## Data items
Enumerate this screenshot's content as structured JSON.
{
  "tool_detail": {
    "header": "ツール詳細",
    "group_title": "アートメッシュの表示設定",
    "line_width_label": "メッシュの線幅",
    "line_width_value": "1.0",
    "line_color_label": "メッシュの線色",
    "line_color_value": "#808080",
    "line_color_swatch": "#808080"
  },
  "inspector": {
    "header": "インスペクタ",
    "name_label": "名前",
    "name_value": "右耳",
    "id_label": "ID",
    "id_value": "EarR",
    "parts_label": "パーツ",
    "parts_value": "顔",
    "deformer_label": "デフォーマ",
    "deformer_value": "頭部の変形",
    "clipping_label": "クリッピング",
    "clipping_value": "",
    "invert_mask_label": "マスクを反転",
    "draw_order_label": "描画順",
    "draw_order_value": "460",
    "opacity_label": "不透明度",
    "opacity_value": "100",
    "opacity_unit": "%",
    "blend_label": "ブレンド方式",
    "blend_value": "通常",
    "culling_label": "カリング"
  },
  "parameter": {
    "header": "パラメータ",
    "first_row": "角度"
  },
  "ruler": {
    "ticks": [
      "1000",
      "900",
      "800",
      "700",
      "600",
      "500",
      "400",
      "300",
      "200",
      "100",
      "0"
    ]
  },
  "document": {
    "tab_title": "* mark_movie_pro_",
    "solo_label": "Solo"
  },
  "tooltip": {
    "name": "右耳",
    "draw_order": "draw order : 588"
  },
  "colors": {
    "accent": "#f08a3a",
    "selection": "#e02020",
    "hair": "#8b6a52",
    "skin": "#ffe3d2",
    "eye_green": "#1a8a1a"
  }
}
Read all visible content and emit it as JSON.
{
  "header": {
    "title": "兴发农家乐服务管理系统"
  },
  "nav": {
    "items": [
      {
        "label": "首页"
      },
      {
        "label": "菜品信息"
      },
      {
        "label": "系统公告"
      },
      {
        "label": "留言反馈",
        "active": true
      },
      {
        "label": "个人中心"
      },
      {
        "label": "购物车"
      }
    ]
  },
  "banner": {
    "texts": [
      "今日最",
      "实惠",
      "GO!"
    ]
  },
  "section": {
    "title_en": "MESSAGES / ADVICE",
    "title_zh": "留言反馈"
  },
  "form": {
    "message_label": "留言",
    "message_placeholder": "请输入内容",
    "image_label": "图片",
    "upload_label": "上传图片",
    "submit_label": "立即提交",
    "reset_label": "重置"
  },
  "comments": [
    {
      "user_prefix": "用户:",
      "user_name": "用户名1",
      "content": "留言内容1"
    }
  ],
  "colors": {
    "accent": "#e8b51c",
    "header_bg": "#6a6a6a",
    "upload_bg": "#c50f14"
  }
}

## Short problem
From the listing above, copy out each line where the word "JSON" appears.

## Complete answer
Enumerate this screenshot's content as structured JSON.
Read all visible content and emit it as JSON.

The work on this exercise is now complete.